Some records:
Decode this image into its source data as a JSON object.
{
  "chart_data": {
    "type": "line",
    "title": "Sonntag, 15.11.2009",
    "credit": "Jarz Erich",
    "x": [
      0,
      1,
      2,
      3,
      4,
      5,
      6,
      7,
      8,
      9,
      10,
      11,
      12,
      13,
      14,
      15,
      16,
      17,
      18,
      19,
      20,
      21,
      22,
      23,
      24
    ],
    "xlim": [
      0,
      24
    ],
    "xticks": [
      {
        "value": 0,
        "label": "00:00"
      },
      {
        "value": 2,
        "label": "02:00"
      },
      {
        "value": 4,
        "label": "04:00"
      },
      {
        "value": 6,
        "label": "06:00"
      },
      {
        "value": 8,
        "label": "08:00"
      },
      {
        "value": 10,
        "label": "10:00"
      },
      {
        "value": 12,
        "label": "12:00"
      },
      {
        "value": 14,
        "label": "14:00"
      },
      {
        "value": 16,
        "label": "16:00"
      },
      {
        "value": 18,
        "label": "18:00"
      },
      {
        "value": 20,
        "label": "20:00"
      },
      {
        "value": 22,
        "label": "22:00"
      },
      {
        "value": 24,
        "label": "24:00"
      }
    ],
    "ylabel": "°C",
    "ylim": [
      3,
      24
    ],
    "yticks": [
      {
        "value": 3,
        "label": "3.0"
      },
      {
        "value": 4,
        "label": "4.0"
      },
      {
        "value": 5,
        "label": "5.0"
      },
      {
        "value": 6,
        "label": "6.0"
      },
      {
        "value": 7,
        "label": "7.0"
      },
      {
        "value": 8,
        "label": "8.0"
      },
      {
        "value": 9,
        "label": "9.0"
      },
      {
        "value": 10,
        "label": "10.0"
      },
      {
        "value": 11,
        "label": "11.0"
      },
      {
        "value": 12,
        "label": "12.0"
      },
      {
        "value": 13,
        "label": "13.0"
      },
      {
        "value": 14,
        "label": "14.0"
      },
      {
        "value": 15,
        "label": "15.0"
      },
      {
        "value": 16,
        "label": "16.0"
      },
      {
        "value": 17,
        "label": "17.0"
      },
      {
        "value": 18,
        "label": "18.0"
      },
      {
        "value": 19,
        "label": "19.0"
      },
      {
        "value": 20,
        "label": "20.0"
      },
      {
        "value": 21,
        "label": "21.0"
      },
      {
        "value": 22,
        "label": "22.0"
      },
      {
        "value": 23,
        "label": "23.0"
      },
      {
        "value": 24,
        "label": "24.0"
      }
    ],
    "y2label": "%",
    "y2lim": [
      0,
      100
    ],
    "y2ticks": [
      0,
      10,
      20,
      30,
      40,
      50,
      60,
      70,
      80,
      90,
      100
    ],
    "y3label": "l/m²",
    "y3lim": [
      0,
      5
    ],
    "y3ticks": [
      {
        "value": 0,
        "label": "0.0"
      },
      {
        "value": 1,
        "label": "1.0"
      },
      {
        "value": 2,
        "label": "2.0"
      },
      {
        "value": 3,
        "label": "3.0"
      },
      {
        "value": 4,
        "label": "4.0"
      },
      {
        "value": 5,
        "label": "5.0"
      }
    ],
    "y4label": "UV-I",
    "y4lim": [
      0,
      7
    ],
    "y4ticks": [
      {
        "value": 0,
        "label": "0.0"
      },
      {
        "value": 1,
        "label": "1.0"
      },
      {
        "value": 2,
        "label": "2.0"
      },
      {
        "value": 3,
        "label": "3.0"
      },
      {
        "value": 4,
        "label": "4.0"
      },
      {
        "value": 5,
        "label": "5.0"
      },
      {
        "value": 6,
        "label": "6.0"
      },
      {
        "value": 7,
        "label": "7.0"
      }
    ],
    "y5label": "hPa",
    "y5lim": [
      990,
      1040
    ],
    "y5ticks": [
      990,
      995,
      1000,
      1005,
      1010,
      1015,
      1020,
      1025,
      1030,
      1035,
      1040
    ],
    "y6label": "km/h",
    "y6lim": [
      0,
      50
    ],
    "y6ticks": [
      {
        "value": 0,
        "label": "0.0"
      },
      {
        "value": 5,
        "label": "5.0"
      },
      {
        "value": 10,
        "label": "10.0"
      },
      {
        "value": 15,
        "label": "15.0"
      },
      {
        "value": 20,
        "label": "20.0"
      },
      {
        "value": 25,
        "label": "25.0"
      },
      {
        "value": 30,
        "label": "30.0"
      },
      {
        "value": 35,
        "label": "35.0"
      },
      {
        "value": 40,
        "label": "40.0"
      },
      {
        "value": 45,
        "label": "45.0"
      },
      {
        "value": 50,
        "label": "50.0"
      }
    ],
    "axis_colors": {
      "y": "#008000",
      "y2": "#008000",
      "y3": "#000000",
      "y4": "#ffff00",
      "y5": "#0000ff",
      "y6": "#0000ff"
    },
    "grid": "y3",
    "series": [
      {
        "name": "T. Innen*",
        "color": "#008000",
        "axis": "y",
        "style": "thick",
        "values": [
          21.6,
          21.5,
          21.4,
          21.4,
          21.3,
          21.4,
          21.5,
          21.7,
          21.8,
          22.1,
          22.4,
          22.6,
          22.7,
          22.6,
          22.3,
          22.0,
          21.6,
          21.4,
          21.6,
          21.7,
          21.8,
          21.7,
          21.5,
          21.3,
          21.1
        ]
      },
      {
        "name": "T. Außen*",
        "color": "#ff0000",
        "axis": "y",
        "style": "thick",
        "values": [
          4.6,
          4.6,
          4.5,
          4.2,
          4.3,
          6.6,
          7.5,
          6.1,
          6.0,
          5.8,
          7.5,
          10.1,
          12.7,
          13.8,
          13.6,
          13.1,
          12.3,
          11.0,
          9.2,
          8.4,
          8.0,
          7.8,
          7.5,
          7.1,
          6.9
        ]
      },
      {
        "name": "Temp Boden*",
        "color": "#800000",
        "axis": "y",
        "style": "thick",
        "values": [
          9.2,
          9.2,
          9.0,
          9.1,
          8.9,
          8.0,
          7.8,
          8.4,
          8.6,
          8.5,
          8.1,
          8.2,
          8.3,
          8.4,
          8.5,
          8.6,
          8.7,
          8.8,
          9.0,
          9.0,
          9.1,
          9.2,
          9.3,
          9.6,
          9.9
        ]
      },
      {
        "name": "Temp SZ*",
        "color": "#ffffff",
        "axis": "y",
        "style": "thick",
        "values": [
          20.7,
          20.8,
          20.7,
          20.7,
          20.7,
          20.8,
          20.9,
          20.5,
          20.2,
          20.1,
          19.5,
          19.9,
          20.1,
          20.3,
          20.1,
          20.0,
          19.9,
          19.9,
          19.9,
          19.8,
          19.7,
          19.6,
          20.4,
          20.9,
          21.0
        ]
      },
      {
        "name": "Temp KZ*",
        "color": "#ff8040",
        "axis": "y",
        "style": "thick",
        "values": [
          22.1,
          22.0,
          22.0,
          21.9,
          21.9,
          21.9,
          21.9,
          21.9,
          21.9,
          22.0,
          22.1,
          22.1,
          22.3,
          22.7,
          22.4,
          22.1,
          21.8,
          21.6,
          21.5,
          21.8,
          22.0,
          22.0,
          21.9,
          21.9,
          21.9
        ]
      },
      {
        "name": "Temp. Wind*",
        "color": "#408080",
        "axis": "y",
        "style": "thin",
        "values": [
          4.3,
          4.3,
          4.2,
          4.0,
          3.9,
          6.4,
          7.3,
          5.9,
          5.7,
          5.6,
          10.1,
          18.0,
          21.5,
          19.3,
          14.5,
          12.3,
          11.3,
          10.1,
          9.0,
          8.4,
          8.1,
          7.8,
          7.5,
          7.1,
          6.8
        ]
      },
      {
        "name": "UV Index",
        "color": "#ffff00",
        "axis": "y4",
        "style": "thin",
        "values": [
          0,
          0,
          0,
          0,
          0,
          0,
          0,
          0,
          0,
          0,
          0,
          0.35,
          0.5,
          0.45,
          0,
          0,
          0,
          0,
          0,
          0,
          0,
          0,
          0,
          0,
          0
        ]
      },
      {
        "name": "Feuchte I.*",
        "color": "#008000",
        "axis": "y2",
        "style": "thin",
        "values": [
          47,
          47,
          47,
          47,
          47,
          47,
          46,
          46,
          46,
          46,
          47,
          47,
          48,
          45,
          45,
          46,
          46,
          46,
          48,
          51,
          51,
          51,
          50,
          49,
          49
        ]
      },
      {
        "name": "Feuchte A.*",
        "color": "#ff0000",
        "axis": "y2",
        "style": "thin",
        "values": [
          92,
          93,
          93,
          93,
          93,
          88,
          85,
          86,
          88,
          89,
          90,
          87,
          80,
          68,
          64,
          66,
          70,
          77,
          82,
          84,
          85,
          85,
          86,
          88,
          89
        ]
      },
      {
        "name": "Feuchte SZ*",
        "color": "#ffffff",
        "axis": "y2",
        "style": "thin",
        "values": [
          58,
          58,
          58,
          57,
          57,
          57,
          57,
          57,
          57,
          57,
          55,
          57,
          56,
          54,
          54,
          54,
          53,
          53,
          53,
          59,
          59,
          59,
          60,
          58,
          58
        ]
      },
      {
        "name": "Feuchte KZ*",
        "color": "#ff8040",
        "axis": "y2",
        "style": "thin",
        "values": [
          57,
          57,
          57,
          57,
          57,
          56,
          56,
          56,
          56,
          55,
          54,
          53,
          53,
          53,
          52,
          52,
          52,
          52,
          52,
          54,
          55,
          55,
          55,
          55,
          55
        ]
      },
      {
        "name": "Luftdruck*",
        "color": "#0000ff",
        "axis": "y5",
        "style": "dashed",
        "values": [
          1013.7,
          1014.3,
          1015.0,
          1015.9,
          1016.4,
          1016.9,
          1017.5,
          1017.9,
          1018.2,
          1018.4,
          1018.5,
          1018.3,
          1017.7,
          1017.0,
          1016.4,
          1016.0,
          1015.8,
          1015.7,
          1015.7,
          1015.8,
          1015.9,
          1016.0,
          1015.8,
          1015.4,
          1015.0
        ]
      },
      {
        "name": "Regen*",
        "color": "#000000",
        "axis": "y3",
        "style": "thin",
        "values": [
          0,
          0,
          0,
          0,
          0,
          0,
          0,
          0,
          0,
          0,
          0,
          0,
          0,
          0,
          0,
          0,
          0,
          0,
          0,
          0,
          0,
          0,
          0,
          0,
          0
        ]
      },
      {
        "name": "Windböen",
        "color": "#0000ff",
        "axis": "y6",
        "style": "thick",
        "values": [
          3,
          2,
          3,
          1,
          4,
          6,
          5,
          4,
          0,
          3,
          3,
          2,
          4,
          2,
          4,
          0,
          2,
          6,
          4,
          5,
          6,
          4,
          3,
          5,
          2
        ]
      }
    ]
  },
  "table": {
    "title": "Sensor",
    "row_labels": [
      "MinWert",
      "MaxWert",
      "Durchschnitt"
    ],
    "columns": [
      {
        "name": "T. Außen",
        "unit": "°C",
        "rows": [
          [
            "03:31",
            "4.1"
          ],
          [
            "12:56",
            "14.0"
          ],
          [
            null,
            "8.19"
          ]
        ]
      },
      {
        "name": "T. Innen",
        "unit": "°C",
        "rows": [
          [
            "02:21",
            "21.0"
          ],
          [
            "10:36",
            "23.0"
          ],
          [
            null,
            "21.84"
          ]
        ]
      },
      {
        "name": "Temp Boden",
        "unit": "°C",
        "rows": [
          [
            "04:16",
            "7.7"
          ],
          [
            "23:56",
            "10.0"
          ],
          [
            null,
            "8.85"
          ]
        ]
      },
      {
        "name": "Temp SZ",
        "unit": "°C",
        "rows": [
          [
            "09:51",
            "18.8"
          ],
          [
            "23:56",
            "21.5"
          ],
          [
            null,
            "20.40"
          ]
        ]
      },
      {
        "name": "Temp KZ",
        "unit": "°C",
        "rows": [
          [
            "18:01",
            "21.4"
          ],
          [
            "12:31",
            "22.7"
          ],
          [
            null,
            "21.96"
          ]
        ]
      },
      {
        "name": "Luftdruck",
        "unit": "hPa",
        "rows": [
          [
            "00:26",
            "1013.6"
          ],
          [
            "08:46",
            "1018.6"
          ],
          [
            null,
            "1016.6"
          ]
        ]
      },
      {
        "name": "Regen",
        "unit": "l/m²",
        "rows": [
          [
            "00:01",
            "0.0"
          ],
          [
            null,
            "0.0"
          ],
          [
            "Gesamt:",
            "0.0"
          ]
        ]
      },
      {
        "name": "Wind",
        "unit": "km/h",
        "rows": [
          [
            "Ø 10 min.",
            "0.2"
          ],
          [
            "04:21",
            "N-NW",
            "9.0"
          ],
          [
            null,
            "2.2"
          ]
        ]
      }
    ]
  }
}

# EXERCISE
Check each line of the material above for "Temp" and say how many lines contain it, giving the number alone.

# WORKED ANSWER
7